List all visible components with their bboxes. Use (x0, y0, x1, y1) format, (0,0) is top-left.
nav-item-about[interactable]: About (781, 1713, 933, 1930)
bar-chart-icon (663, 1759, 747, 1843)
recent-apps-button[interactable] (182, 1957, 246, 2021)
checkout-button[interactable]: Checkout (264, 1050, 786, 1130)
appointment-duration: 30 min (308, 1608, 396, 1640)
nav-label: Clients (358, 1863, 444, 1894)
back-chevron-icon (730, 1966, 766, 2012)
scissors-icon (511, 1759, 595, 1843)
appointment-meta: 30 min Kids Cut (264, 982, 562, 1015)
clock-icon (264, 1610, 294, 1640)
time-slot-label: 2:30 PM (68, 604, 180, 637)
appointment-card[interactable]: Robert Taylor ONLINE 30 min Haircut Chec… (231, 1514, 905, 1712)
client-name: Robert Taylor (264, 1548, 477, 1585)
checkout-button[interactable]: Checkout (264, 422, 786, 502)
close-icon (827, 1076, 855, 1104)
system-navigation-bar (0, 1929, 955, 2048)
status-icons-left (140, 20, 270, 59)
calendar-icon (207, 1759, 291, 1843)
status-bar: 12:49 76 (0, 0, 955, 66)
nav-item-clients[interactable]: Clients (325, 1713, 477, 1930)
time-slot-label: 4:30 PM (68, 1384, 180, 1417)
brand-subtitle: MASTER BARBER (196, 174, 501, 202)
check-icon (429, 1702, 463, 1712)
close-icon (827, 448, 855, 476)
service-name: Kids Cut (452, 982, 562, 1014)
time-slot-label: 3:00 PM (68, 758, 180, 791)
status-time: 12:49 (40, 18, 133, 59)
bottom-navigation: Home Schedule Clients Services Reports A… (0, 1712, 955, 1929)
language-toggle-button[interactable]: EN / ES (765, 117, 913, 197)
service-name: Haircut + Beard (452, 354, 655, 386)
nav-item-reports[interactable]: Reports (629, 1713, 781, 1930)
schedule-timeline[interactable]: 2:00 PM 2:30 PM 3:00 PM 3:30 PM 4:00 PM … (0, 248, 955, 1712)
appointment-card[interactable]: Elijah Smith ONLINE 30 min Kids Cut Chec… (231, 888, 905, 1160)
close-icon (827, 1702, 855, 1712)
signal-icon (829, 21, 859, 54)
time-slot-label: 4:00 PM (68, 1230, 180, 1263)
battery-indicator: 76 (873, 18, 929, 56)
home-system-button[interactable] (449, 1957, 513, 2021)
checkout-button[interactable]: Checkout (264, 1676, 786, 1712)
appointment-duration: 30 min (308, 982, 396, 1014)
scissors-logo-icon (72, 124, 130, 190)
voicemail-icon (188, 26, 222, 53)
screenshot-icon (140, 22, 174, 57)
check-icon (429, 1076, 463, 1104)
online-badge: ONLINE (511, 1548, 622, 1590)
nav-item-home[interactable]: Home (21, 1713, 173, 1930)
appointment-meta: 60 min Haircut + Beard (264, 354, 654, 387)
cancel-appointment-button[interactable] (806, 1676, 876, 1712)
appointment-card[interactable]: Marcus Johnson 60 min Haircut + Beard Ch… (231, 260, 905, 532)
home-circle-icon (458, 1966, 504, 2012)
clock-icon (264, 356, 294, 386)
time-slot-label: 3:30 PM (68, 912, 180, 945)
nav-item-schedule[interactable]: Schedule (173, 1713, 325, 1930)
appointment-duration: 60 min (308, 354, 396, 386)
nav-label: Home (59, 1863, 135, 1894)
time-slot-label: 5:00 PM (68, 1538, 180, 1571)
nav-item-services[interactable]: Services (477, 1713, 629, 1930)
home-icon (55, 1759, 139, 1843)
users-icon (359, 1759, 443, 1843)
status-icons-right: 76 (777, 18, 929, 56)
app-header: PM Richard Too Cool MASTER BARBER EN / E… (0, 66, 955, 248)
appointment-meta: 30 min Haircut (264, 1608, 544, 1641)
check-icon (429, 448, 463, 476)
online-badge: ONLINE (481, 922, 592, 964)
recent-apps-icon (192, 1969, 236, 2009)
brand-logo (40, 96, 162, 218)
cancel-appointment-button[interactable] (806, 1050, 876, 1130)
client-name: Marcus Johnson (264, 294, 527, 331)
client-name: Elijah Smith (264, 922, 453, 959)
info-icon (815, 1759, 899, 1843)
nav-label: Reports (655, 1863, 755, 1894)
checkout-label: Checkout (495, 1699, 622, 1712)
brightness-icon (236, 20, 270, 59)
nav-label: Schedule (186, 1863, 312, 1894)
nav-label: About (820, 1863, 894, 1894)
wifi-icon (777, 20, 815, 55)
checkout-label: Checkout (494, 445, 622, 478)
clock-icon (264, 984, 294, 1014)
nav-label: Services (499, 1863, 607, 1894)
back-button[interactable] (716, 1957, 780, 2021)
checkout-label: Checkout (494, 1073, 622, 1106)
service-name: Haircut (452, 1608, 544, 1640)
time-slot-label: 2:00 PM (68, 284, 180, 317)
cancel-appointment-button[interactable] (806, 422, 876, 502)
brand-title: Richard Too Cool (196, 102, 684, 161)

────────

# Task instructions
Could you set out every row above as a numbered list, with any blank lines dropped?

# Written reply
1. List all visible components with their bboxes. Use (x0, y0, x1, y1) format, (0,0) is top-left.
2. nav-item-about[interactable]: About (781, 1713, 933, 1930)
3. bar-chart-icon (663, 1759, 747, 1843)
4. recent-apps-button[interactable] (182, 1957, 246, 2021)
5. checkout-button[interactable]: Checkout (264, 1050, 786, 1130)
6. appointment-duration: 30 min (308, 1608, 396, 1640)
7. nav-label: Clients (358, 1863, 444, 1894)
8. back-chevron-icon (730, 1966, 766, 2012)
9. scissors-icon (511, 1759, 595, 1843)
10. appointment-meta: 30 min Kids Cut (264, 982, 562, 1015)
11. clock-icon (264, 1610, 294, 1640)
12. time-slot-label: 2:30 PM (68, 604, 180, 637)
13. appointment-card[interactable]: Robert Taylor ONLINE 30 min Haircut Chec… (231, 1514, 905, 1712)
14. client-name: Robert Taylor (264, 1548, 477, 1585)
15. checkout-button[interactable]: Checkout (264, 422, 786, 502)
16. close-icon (827, 1076, 855, 1104)
17. system-navigation-bar (0, 1929, 955, 2048)
18. status-icons-left (140, 20, 270, 59)
19. calendar-icon (207, 1759, 291, 1843)
20. status-bar: 12:49 76 (0, 0, 955, 66)
21. nav-item-clients[interactable]: Clients (325, 1713, 477, 1930)
22. time-slot-label: 4:30 PM (68, 1384, 180, 1417)
23. brand-subtitle: MASTER BARBER (196, 174, 501, 202)
24. check-icon (429, 1702, 463, 1712)
25. close-icon (827, 448, 855, 476)
26. service-name: Kids Cut (452, 982, 562, 1014)
27. time-slot-label: 3:00 PM (68, 758, 180, 791)
28. status-time: 12:49 (40, 18, 133, 59)
29. bottom-navigation: Home Schedule Clients Services Reports A… (0, 1712, 955, 1929)
30. language-toggle-button[interactable]: EN / ES (765, 117, 913, 197)
31. service-name: Haircut + Beard (452, 354, 655, 386)
32. nav-item-reports[interactable]: Reports (629, 1713, 781, 1930)
33. schedule-timeline[interactable]: 2:00 PM 2:30 PM 3:00 PM 3:30 PM 4:00 PM … (0, 248, 955, 1712)
34. appointment-card[interactable]: Elijah Smith ONLINE 30 min Kids Cut Chec… (231, 888, 905, 1160)
35. close-icon (827, 1702, 855, 1712)
36. signal-icon (829, 21, 859, 54)
37. time-slot-label: 4:00 PM (68, 1230, 180, 1263)
38. battery-indicator: 76 (873, 18, 929, 56)
39. home-system-button[interactable] (449, 1957, 513, 2021)
40. checkout-button[interactable]: Checkout (264, 1676, 786, 1712)
41. appointment-duration: 30 min (308, 982, 396, 1014)
42. scissors-logo-icon (72, 124, 130, 190)
43. voicemail-icon (188, 26, 222, 53)
44. screenshot-icon (140, 22, 174, 57)
45. check-icon (429, 1076, 463, 1104)
46. online-badge: ONLINE (511, 1548, 622, 1590)
47. nav-item-home[interactable]: Home (21, 1713, 173, 1930)
48. appointment-meta: 60 min Haircut + Beard (264, 354, 654, 387)
49. cancel-appointment-button[interactable] (806, 1676, 876, 1712)
50. appointment-card[interactable]: Marcus Johnson 60 min Haircut + Beard Ch… (231, 260, 905, 532)
51. home-circle-icon (458, 1966, 504, 2012)
52. clock-icon (264, 356, 294, 386)
53. time-slot-label: 3:30 PM (68, 912, 180, 945)
54. nav-item-schedule[interactable]: Schedule (173, 1713, 325, 1930)
55. appointment-duration: 60 min (308, 354, 396, 386)
56. nav-label: Home (59, 1863, 135, 1894)
57. time-slot-label: 5:00 PM (68, 1538, 180, 1571)
58. nav-item-services[interactable]: Services (477, 1713, 629, 1930)
59. home-icon (55, 1759, 139, 1843)
60. users-icon (359, 1759, 443, 1843)
61. status-icons-right: 76 (777, 18, 929, 56)
62. app-header: PM Richard Too Cool MASTER BARBER EN / E… (0, 66, 955, 248)
63. appointment-meta: 30 min Haircut (264, 1608, 544, 1641)
64. check-icon (429, 448, 463, 476)
65. online-badge: ONLINE (481, 922, 592, 964)
66. recent-apps-icon (192, 1969, 236, 2009)
67. brand-logo (40, 96, 162, 218)
68. cancel-appointment-button[interactable] (806, 1050, 876, 1130)
69. client-name: Marcus Johnson (264, 294, 527, 331)
70. client-name: Elijah Smith (264, 922, 453, 959)
71. info-icon (815, 1759, 899, 1843)
72. nav-label: Reports (655, 1863, 755, 1894)
73. checkout-label: Checkout (495, 1699, 622, 1712)
74. brightness-icon (236, 20, 270, 59)
75. nav-label: Schedule (186, 1863, 312, 1894)
76. nav-label: About (820, 1863, 894, 1894)
77. wifi-icon (777, 20, 815, 55)
78. checkout-label: Checkout (494, 445, 622, 478)
79. clock-icon (264, 984, 294, 1014)
80. nav-label: Services (499, 1863, 607, 1894)
81. back-button[interactable] (716, 1957, 780, 2021)
82. checkout-label: Checkout (494, 1073, 622, 1106)
83. service-name: Haircut (452, 1608, 544, 1640)
84. time-slot-label: 2:00 PM (68, 284, 180, 317)
85. cancel-appointment-button[interactable] (806, 422, 876, 502)
86. brand-title: Richard Too Cool (196, 102, 684, 161)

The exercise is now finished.